-- start Information shown --
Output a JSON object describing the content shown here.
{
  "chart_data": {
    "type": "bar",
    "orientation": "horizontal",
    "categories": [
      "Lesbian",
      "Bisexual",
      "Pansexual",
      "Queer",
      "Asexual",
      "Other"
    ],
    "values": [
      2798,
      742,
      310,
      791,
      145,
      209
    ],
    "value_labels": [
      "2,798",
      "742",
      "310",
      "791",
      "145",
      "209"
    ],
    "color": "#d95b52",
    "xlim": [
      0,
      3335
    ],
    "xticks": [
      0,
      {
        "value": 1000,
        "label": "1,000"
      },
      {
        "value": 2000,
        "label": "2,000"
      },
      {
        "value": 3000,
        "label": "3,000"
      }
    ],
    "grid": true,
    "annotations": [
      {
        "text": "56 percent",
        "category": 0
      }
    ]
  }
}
-- end Information shown --
Task brief: Print again each line of the listing above, exactly as it appears.

Task response:
Output a JSON object describing the content shown here.
{
  "chart_data": {
    "type": "bar",
    "orientation": "horizontal",
    "categories": [
      "Lesbian",
      "Bisexual",
      "Pansexual",
      "Queer",
      "Asexual",
      "Other"
    ],
    "values": [
      2798,
      742,
      310,
      791,
      145,
      209
    ],
    "value_labels": [
      "2,798",
      "742",
      "310",
      "791",
      "145",
      "209"
    ],
    "color": "#d95b52",
    "xlim": [
      0,
      3335
    ],
    "xticks": [
      0,
      {
        "value": 1000,
        "label": "1,000"
      },
      {
        "value": 2000,
        "label": "2,000"
      },
      {
        "value": 3000,
        "label": "3,000"
      }
    ],
    "grid": true,
    "annotations": [
      {
        "text": "56 percent",
        "category": 0
      }
    ]
  }
}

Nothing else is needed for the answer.